### ENTRIES

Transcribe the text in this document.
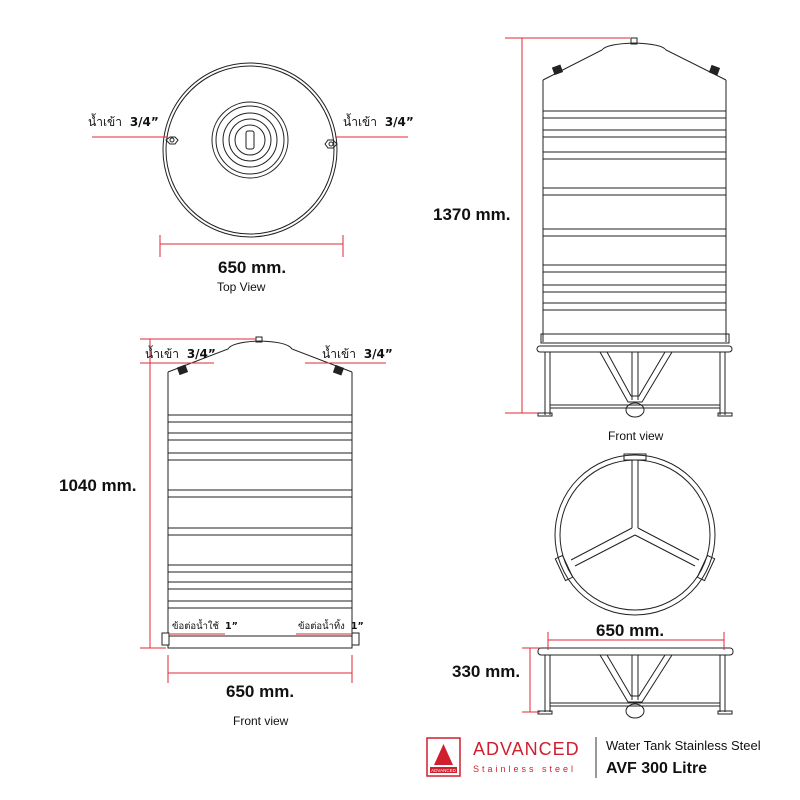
650 mm.
Top View
น้ำเข้า 3/4”	น้ำเข้า 3/4”
1040 mm.
650 mm.
Front view
น้ำเข้า 3/4”	น้ำเข้า 3/4”
ข้อต่อน้ำใช้ 1”	ข้อต่อน้ำทิ้ง 1”
1370 mm.
Front view
650 mm.
330 mm.
ADVANCED
ADVANCED
Stainless steel
Water Tank Stainless Steel
AVF 300 Litre
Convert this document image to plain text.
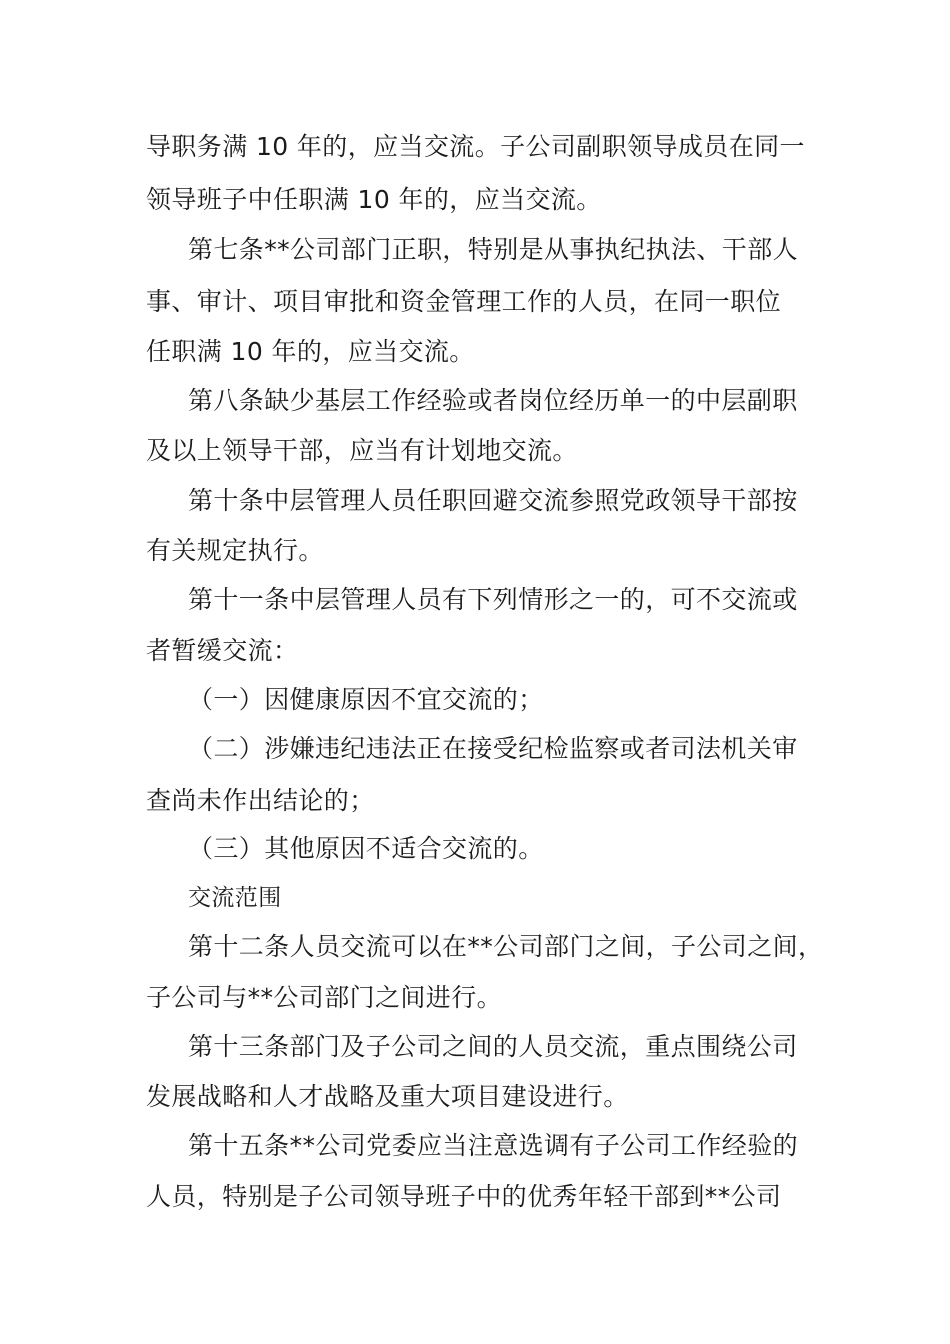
导职务满 10 年的，应当交流。子公司副职领导成员在同一
领导班子中任职满 10 年的，应当交流。
第七条**公司部门正职，特别是从事执纪执法、干部人
事、审计、项目审批和资金管理工作的人员，在同一职位
任职满 10 年的，应当交流。
第八条缺少基层工作经验或者岗位经历单一的中层副职
及以上领导干部，应当有计划地交流。
第十条中层管理人员任职回避交流参照党政领导干部按
有关规定执行。
第十一条中层管理人员有下列情形之一的，可不交流或
者暂缓交流：
（一）因健康原因不宜交流的；
（二）涉嫌违纪违法正在接受纪检监察或者司法机关审
查尚未作出结论的；
（三）其他原因不适合交流的。
交流范围
第十二条人员交流可以在**公司部门之间，子公司之间，
子公司与**公司部门之间进行。
第十三条部门及子公司之间的人员交流，重点围绕公司
发展战略和人才战略及重大项目建设进行。
第十五条**公司党委应当注意选调有子公司工作经验的
人员，特别是子公司领导班子中的优秀年轻干部到**公司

######

TASK GOAL: Locate "Convert this document image to plain text." in the entries above. Copy, exactly and only, the lines from that line to the end, leaving out the pictures.

WORKED SOLUTION:
Convert this document image to plain text.
导职务满 10 年的，应当交流。子公司副职领导成员在同一
领导班子中任职满 10 年的，应当交流。
第七条**公司部门正职，特别是从事执纪执法、干部人
事、审计、项目审批和资金管理工作的人员，在同一职位
任职满 10 年的，应当交流。
第八条缺少基层工作经验或者岗位经历单一的中层副职
及以上领导干部，应当有计划地交流。
第十条中层管理人员任职回避交流参照党政领导干部按
有关规定执行。
第十一条中层管理人员有下列情形之一的，可不交流或
者暂缓交流：
（一）因健康原因不宜交流的；
（二）涉嫌违纪违法正在接受纪检监察或者司法机关审
查尚未作出结论的；
（三）其他原因不适合交流的。
交流范围
第十二条人员交流可以在**公司部门之间，子公司之间，
子公司与**公司部门之间进行。
第十三条部门及子公司之间的人员交流，重点围绕公司
发展战略和人才战略及重大项目建设进行。
第十五条**公司党委应当注意选调有子公司工作经验的
人员，特别是子公司领导班子中的优秀年轻干部到**公司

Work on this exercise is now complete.